(Stored items)
⟨
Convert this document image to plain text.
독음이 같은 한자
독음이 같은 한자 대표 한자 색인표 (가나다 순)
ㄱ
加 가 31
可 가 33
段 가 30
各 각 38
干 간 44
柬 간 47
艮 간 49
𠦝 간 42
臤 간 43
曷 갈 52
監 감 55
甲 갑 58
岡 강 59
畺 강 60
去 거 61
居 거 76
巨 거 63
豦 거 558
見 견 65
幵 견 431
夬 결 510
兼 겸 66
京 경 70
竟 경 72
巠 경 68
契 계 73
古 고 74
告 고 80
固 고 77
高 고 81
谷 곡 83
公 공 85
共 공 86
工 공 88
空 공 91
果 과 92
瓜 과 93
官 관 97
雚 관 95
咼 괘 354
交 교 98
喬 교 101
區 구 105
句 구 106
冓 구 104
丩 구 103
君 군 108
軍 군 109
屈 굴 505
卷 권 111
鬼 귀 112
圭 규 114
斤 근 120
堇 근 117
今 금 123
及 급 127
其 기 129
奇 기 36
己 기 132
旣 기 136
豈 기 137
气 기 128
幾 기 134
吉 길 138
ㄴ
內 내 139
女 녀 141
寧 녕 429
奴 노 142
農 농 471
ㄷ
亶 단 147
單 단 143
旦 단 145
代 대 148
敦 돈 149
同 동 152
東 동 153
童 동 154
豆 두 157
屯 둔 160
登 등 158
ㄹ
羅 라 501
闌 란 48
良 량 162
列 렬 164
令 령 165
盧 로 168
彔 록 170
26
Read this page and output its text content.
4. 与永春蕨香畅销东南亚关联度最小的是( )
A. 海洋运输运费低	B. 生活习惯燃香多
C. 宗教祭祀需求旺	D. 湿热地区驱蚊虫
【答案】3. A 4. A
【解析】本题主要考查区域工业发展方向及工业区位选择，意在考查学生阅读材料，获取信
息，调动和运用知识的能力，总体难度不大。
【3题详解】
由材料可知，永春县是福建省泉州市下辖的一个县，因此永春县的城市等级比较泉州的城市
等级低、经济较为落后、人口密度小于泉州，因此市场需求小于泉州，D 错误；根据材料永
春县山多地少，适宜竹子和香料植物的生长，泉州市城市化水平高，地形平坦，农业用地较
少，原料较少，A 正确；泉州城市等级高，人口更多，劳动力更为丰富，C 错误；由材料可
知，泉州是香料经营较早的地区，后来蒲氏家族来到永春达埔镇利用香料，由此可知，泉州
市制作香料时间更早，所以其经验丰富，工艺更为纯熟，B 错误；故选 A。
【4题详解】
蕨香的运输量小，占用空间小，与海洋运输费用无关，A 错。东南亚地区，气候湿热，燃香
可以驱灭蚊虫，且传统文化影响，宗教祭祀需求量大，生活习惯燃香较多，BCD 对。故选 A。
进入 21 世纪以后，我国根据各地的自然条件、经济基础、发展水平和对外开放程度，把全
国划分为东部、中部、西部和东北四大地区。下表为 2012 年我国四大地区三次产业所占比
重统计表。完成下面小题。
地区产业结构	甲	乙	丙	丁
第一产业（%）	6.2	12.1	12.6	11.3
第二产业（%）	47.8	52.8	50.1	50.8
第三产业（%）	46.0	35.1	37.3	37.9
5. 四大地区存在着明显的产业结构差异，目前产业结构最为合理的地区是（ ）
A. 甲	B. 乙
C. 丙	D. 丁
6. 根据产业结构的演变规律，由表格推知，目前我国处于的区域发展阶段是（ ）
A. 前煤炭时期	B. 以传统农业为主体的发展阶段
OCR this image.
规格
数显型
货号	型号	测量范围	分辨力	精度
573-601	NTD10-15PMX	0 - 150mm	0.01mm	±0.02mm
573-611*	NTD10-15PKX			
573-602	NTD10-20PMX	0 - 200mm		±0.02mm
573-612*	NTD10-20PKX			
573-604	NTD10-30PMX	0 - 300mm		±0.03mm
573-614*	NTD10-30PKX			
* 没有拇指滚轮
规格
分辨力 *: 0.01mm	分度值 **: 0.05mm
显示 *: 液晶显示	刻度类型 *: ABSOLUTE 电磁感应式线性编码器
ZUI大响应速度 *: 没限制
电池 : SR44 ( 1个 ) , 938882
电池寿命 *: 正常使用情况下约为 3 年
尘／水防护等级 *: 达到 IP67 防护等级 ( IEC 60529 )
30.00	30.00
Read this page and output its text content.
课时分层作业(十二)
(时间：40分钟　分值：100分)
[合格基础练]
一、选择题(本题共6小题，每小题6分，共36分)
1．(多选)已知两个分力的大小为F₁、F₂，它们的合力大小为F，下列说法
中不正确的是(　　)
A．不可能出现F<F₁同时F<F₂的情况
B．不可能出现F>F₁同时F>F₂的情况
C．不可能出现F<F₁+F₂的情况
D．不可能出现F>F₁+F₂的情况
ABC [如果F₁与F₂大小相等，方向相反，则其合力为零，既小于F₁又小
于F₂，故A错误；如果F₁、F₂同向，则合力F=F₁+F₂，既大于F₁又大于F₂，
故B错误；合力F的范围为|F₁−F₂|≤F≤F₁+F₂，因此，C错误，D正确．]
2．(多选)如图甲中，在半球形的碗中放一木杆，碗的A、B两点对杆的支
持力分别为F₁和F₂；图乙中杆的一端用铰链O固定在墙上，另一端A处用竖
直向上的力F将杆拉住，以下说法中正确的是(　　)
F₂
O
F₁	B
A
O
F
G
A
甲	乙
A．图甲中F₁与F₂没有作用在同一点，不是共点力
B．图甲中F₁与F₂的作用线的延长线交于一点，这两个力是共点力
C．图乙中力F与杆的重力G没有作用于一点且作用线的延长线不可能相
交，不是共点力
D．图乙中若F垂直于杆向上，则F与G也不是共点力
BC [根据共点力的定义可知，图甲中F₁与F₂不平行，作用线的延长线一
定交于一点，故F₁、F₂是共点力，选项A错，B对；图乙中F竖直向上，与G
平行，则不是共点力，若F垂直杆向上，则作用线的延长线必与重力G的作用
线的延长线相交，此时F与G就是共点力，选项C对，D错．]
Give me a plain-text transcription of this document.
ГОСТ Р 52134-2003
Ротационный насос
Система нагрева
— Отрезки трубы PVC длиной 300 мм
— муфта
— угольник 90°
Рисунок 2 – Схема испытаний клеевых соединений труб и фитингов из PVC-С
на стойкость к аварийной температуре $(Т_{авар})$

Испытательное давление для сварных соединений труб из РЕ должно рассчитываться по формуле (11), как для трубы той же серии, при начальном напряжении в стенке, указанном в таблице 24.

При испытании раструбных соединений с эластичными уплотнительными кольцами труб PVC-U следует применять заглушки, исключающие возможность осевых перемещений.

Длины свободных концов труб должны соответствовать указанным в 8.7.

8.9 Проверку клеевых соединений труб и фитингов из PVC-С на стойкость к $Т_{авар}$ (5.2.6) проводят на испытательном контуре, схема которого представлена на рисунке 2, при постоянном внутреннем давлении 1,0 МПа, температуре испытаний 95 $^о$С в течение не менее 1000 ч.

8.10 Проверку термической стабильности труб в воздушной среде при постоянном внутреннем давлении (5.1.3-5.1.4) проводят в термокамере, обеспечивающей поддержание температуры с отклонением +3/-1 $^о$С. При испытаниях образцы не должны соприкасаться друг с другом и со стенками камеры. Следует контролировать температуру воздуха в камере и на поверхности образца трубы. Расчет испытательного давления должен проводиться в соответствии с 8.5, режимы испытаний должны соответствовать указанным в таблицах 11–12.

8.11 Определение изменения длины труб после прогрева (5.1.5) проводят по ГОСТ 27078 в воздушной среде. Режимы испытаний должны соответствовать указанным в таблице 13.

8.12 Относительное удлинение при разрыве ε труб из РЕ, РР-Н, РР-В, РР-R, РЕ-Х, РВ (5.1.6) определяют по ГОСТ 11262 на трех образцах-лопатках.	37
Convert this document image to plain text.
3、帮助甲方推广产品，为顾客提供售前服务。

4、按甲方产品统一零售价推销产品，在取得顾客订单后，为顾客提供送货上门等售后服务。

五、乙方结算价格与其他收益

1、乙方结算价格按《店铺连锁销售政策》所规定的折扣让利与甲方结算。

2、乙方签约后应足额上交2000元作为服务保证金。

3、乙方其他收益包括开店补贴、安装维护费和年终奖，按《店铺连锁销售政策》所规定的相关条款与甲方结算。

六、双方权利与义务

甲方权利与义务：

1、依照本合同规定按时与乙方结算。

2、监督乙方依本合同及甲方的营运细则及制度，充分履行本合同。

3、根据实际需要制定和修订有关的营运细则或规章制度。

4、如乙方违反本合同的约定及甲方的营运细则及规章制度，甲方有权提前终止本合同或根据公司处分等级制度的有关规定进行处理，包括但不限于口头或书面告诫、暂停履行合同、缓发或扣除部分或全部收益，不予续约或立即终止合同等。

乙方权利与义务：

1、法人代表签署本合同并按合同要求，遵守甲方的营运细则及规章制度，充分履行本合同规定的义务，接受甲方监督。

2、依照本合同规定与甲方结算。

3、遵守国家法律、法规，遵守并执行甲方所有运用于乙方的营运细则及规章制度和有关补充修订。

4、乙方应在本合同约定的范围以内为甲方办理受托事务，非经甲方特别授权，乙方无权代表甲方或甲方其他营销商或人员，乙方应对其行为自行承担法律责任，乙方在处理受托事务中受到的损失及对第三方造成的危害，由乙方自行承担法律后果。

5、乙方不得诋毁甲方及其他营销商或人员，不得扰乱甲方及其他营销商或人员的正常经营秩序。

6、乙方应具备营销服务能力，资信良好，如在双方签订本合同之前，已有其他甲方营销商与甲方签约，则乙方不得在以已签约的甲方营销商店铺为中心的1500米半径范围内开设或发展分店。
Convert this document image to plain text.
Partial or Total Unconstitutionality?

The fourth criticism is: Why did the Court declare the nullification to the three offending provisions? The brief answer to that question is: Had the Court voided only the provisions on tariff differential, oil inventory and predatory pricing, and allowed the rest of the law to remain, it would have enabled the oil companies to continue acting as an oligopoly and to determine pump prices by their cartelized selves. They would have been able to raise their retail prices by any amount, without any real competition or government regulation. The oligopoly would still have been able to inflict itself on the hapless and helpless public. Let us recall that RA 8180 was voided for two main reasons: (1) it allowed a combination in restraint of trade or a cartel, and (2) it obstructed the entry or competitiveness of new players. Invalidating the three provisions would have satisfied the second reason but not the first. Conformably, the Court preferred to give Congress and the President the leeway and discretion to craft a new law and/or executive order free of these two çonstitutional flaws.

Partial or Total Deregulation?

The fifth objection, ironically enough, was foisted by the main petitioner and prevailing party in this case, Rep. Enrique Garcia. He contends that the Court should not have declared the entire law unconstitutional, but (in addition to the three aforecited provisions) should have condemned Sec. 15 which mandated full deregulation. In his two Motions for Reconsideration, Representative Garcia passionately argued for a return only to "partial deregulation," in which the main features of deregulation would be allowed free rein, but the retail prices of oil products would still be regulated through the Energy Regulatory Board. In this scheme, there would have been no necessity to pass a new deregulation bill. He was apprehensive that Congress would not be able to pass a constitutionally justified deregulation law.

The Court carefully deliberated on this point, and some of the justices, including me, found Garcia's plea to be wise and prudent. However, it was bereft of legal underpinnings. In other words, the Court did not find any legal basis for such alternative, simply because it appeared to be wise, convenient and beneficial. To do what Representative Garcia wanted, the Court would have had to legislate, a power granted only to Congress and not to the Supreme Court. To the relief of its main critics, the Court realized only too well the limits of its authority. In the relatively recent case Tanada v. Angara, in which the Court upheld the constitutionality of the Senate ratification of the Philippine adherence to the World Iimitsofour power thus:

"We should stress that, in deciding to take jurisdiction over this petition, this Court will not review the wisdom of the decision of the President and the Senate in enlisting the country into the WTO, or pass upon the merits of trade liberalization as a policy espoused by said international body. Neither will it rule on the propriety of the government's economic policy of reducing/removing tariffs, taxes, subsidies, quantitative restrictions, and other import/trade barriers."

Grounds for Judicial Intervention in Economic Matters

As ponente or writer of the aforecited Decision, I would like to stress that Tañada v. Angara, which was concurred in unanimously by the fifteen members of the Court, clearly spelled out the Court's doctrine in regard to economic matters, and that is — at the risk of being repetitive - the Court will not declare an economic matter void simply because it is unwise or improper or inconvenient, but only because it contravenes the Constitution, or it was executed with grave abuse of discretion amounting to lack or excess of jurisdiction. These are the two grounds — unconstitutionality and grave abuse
⟩
» WHAT THE EXERCISE ASKS
Find how many lines of the listing include the string "среде" and give that number, nothing else.

» REPLY TO THE EXERCISE
2